§ Task statement:
Retype the data below verbatim; pictures do not belong in the copy.

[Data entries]
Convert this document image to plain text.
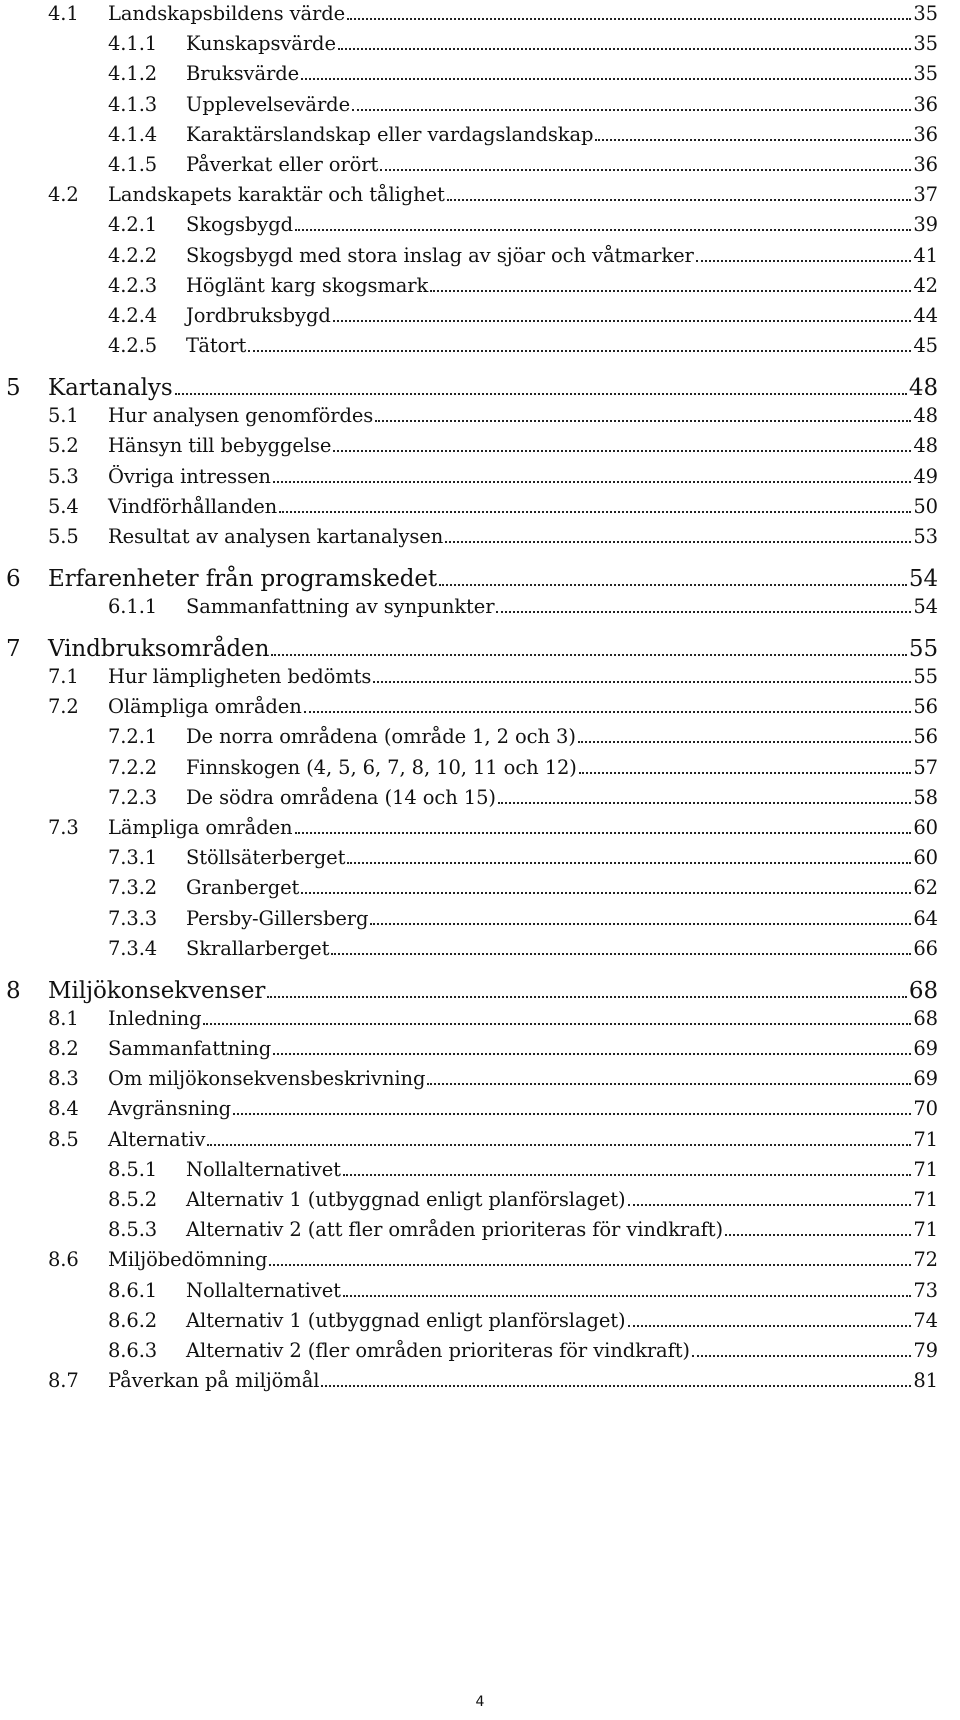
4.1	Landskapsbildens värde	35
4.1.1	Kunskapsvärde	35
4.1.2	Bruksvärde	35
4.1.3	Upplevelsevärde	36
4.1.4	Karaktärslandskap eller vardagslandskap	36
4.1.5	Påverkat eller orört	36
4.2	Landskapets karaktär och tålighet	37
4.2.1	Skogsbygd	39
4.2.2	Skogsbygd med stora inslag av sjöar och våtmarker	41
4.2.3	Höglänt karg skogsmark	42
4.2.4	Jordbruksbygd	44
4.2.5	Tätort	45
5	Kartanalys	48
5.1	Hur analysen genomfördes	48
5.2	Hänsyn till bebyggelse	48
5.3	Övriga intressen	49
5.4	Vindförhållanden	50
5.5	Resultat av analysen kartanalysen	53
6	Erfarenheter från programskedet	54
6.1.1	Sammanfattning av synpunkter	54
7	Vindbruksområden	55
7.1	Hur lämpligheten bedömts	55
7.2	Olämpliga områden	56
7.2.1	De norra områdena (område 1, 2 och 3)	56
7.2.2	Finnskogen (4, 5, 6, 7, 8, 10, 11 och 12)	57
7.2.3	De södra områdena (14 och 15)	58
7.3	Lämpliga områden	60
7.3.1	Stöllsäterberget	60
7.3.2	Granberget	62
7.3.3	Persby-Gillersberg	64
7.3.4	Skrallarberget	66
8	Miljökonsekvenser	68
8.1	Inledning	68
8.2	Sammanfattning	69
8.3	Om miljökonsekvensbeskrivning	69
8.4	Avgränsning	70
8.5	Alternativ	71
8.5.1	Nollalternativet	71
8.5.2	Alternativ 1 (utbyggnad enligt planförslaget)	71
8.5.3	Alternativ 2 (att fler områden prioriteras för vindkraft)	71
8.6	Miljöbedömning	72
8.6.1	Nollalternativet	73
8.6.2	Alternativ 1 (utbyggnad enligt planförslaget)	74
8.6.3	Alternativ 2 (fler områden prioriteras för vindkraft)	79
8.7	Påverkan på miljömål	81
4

§ Written answer:
Convert this document image to plain text.
4.1	Landskapsbildens värde	35
4.1.1	Kunskapsvärde	35
4.1.2	Bruksvärde	35
4.1.3	Upplevelsevärde	36
4.1.4	Karaktärslandskap eller vardagslandskap	36
4.1.5	Påverkat eller orört	36
4.2	Landskapets karaktär och tålighet	37
4.2.1	Skogsbygd	39
4.2.2	Skogsbygd med stora inslag av sjöar och våtmarker	41
4.2.3	Höglänt karg skogsmark	42
4.2.4	Jordbruksbygd	44
4.2.5	Tätort	45
5	Kartanalys	48
5.1	Hur analysen genomfördes	48
5.2	Hänsyn till bebyggelse	48
5.3	Övriga intressen	49
5.4	Vindförhållanden	50
5.5	Resultat av analysen kartanalysen	53
6	Erfarenheter från programskedet	54
6.1.1	Sammanfattning av synpunkter	54
7	Vindbruksområden	55
7.1	Hur lämpligheten bedömts	55
7.2	Olämpliga områden	56
7.2.1	De norra områdena (område 1, 2 och 3)	56
7.2.2	Finnskogen (4, 5, 6, 7, 8, 10, 11 och 12)	57
7.2.3	De södra områdena (14 och 15)	58
7.3	Lämpliga områden	60
7.3.1	Stöllsäterberget	60
7.3.2	Granberget	62
7.3.3	Persby-Gillersberg	64
7.3.4	Skrallarberget	66
8	Miljökonsekvenser	68
8.1	Inledning	68
8.2	Sammanfattning	69
8.3	Om miljökonsekvensbeskrivning	69
8.4	Avgränsning	70
8.5	Alternativ	71
8.5.1	Nollalternativet	71
8.5.2	Alternativ 1 (utbyggnad enligt planförslaget)	71
8.5.3	Alternativ 2 (att fler områden prioriteras för vindkraft)	71
8.6	Miljöbedömning	72
8.6.1	Nollalternativet	73
8.6.2	Alternativ 1 (utbyggnad enligt planförslaget)	74
8.6.3	Alternativ 2 (fler områden prioriteras för vindkraft)	79
8.7	Påverkan på miljömål	81
4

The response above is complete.